• _Description of the task_
Return each line of the data below verbatim; pictures are to be left out.

▬▬▬▬▬▬

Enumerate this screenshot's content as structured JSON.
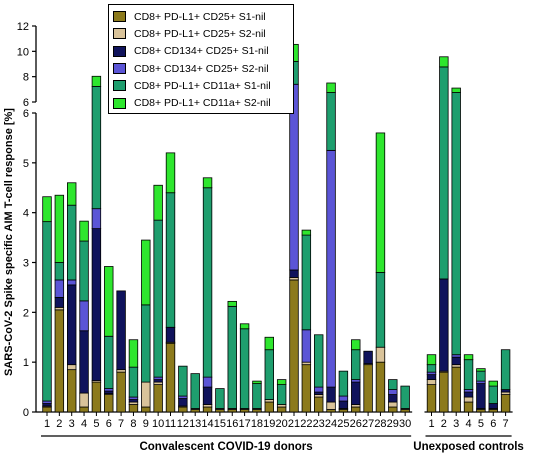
{
  "chart_data": {
    "type": "bar",
    "stacked": true,
    "ylabel": "SARS-CoV-2 Spike specific AIM T-cell response [%]",
    "axis": {
      "lower_range": [
        0,
        6
      ],
      "lower_ticks": [
        "0",
        "1",
        "2",
        "3",
        "4",
        "5",
        "6"
      ],
      "upper_range": [
        6,
        12
      ],
      "upper_ticks": [
        "6",
        "8",
        "10",
        "12"
      ],
      "axis_break_at": 6
    },
    "groups": [
      {
        "label": "Convalescent COVID-19 donors",
        "categories": [
          "1",
          "2",
          "3",
          "4",
          "5",
          "6",
          "7",
          "8",
          "9",
          "10",
          "11",
          "12",
          "13",
          "14",
          "15",
          "16",
          "17",
          "18",
          "19",
          "20",
          "21",
          "22",
          "23",
          "24",
          "25",
          "26",
          "27",
          "28",
          "29",
          "30"
        ]
      },
      {
        "label": "Unexposed controls",
        "categories": [
          "1",
          "2",
          "3",
          "4",
          "5",
          "6",
          "7"
        ]
      }
    ],
    "series": [
      {
        "name": "CD8+ PD-L1+ CD25+ S1-nil",
        "color": "#8c7a1c",
        "values": [
          0.1,
          2.05,
          0.85,
          0.1,
          0.6,
          0.35,
          0.8,
          0.15,
          0.1,
          0.55,
          1.38,
          0.1,
          0.05,
          0.1,
          0.05,
          0.05,
          0.05,
          0.05,
          0.2,
          0.1,
          2.65,
          0.95,
          0.3,
          0.05,
          0.05,
          0.1,
          0.95,
          1.0,
          0.1,
          0.05,
          0.55,
          0.8,
          0.9,
          0.2,
          0.05,
          0.05,
          0.35
        ]
      },
      {
        "name": "CD8+ PD-L1+ CD25+ S2-nil",
        "color": "#d9c39a",
        "values": [
          0.02,
          0.05,
          0.1,
          0.28,
          0.03,
          0.02,
          0.05,
          0.05,
          0.5,
          0.05,
          0.02,
          0.02,
          0.02,
          0.05,
          0.02,
          0.02,
          0.02,
          0.02,
          0.05,
          0.05,
          0.05,
          0.05,
          0.05,
          0.15,
          0.02,
          0.05,
          0.02,
          0.3,
          0.1,
          0.02,
          0.1,
          0.02,
          0.05,
          0.1,
          0.02,
          0.02,
          0.05
        ]
      },
      {
        "name": "CD8+ CD134+ CD25+ S1-nil",
        "color": "#10135c",
        "values": [
          0.05,
          0.2,
          1.6,
          1.25,
          3.05,
          0.05,
          1.58,
          0.05,
          0.0,
          0.05,
          0.3,
          0.15,
          0.0,
          0.35,
          0.0,
          0.0,
          0.0,
          0.0,
          0.0,
          0.0,
          0.15,
          0.0,
          0.05,
          0.3,
          0.15,
          0.45,
          0.25,
          0.0,
          0.15,
          0.0,
          0.1,
          1.85,
          0.15,
          0.1,
          0.5,
          0.1,
          0.05
        ]
      },
      {
        "name": "CD8+ CD134+ CD25+ S2-nil",
        "color": "#5b55d6",
        "values": [
          0.05,
          0.35,
          0.1,
          0.6,
          0.4,
          0.05,
          0.0,
          0.05,
          0.0,
          0.05,
          0.0,
          0.05,
          0.0,
          0.2,
          0.0,
          0.0,
          0.0,
          0.0,
          0.0,
          0.0,
          4.55,
          0.65,
          0.1,
          4.75,
          0.1,
          0.05,
          0.0,
          0.0,
          0.1,
          0.0,
          0.05,
          0.0,
          0.05,
          0.05,
          0.05,
          0.0,
          0.0
        ]
      },
      {
        "name": "CD8+ PD-L1+ CD11a+ S1-nil",
        "color": "#1e9e6e",
        "values": [
          3.6,
          0.35,
          1.5,
          1.2,
          3.15,
          1.05,
          0.0,
          0.6,
          1.55,
          3.15,
          2.7,
          0.6,
          0.7,
          3.8,
          0.4,
          2.05,
          1.6,
          0.5,
          1.0,
          0.4,
          1.8,
          1.9,
          1.05,
          1.5,
          0.5,
          0.6,
          0.0,
          1.5,
          0.2,
          0.45,
          0.15,
          6.1,
          5.6,
          0.6,
          0.2,
          0.35,
          0.8
        ]
      },
      {
        "name": "CD8+ PD-L1+ CD11a+ S2-nil",
        "color": "#2ee62e",
        "values": [
          0.5,
          1.35,
          0.45,
          0.4,
          0.8,
          1.4,
          0.0,
          0.55,
          1.3,
          0.7,
          0.8,
          0.0,
          0.0,
          0.2,
          0.0,
          0.1,
          0.1,
          0.05,
          0.25,
          0.1,
          1.35,
          0.1,
          0.0,
          0.75,
          0.0,
          0.2,
          0.0,
          2.8,
          0.0,
          0.0,
          0.2,
          0.8,
          0.35,
          0.1,
          0.05,
          0.1,
          0.0
        ]
      }
    ]
  }
}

▬▬▬▬▬▬

• _Answer for this exercise_
Enumerate this screenshot's content as structured JSON.
{
  "chart_data": {
    "type": "bar",
    "stacked": true,
    "ylabel": "SARS-CoV-2 Spike specific AIM T-cell response [%]",
    "axis": {
      "lower_range": [
        0,
        6
      ],
      "lower_ticks": [
        "0",
        "1",
        "2",
        "3",
        "4",
        "5",
        "6"
      ],
      "upper_range": [
        6,
        12
      ],
      "upper_ticks": [
        "6",
        "8",
        "10",
        "12"
      ],
      "axis_break_at": 6
    },
    "groups": [
      {
        "label": "Convalescent COVID-19 donors",
        "categories": [
          "1",
          "2",
          "3",
          "4",
          "5",
          "6",
          "7",
          "8",
          "9",
          "10",
          "11",
          "12",
          "13",
          "14",
          "15",
          "16",
          "17",
          "18",
          "19",
          "20",
          "21",
          "22",
          "23",
          "24",
          "25",
          "26",
          "27",
          "28",
          "29",
          "30"
        ]
      },
      {
        "label": "Unexposed controls",
        "categories": [
          "1",
          "2",
          "3",
          "4",
          "5",
          "6",
          "7"
        ]
      }
    ],
    "series": [
      {
        "name": "CD8+ PD-L1+ CD25+ S1-nil",
        "color": "#8c7a1c",
        "values": [
          0.1,
          2.05,
          0.85,
          0.1,
          0.6,
          0.35,
          0.8,
          0.15,
          0.1,
          0.55,
          1.38,
          0.1,
          0.05,
          0.1,
          0.05,
          0.05,
          0.05,
          0.05,
          0.2,
          0.1,
          2.65,
          0.95,
          0.3,
          0.05,
          0.05,
          0.1,
          0.95,
          1.0,
          0.1,
          0.05,
          0.55,
          0.8,
          0.9,
          0.2,
          0.05,
          0.05,
          0.35
        ]
      },
      {
        "name": "CD8+ PD-L1+ CD25+ S2-nil",
        "color": "#d9c39a",
        "values": [
          0.02,
          0.05,
          0.1,
          0.28,
          0.03,
          0.02,
          0.05,
          0.05,
          0.5,
          0.05,
          0.02,
          0.02,
          0.02,
          0.05,
          0.02,
          0.02,
          0.02,
          0.02,
          0.05,
          0.05,
          0.05,
          0.05,
          0.05,
          0.15,
          0.02,
          0.05,
          0.02,
          0.3,
          0.1,
          0.02,
          0.1,
          0.02,
          0.05,
          0.1,
          0.02,
          0.02,
          0.05
        ]
      },
      {
        "name": "CD8+ CD134+ CD25+ S1-nil",
        "color": "#10135c",
        "values": [
          0.05,
          0.2,
          1.6,
          1.25,
          3.05,
          0.05,
          1.58,
          0.05,
          0.0,
          0.05,
          0.3,
          0.15,
          0.0,
          0.35,
          0.0,
          0.0,
          0.0,
          0.0,
          0.0,
          0.0,
          0.15,
          0.0,
          0.05,
          0.3,
          0.15,
          0.45,
          0.25,
          0.0,
          0.15,
          0.0,
          0.1,
          1.85,
          0.15,
          0.1,
          0.5,
          0.1,
          0.05
        ]
      },
      {
        "name": "CD8+ CD134+ CD25+ S2-nil",
        "color": "#5b55d6",
        "values": [
          0.05,
          0.35,
          0.1,
          0.6,
          0.4,
          0.05,
          0.0,
          0.05,
          0.0,
          0.05,
          0.0,
          0.05,
          0.0,
          0.2,
          0.0,
          0.0,
          0.0,
          0.0,
          0.0,
          0.0,
          4.55,
          0.65,
          0.1,
          4.75,
          0.1,
          0.05,
          0.0,
          0.0,
          0.1,
          0.0,
          0.05,
          0.0,
          0.05,
          0.05,
          0.05,
          0.0,
          0.0
        ]
      },
      {
        "name": "CD8+ PD-L1+ CD11a+ S1-nil",
        "color": "#1e9e6e",
        "values": [
          3.6,
          0.35,
          1.5,
          1.2,
          3.15,
          1.05,
          0.0,
          0.6,
          1.55,
          3.15,
          2.7,
          0.6,
          0.7,
          3.8,
          0.4,
          2.05,
          1.6,
          0.5,
          1.0,
          0.4,
          1.8,
          1.9,
          1.05,
          1.5,
          0.5,
          0.6,
          0.0,
          1.5,
          0.2,
          0.45,
          0.15,
          6.1,
          5.6,
          0.6,
          0.2,
          0.35,
          0.8
        ]
      },
      {
        "name": "CD8+ PD-L1+ CD11a+ S2-nil",
        "color": "#2ee62e",
        "values": [
          0.5,
          1.35,
          0.45,
          0.4,
          0.8,
          1.4,
          0.0,
          0.55,
          1.3,
          0.7,
          0.8,
          0.0,
          0.0,
          0.2,
          0.0,
          0.1,
          0.1,
          0.05,
          0.25,
          0.1,
          1.35,
          0.1,
          0.0,
          0.75,
          0.0,
          0.2,
          0.0,
          2.8,
          0.0,
          0.0,
          0.2,
          0.8,
          0.35,
          0.1,
          0.05,
          0.1,
          0.0
        ]
      }
    ]
  }
}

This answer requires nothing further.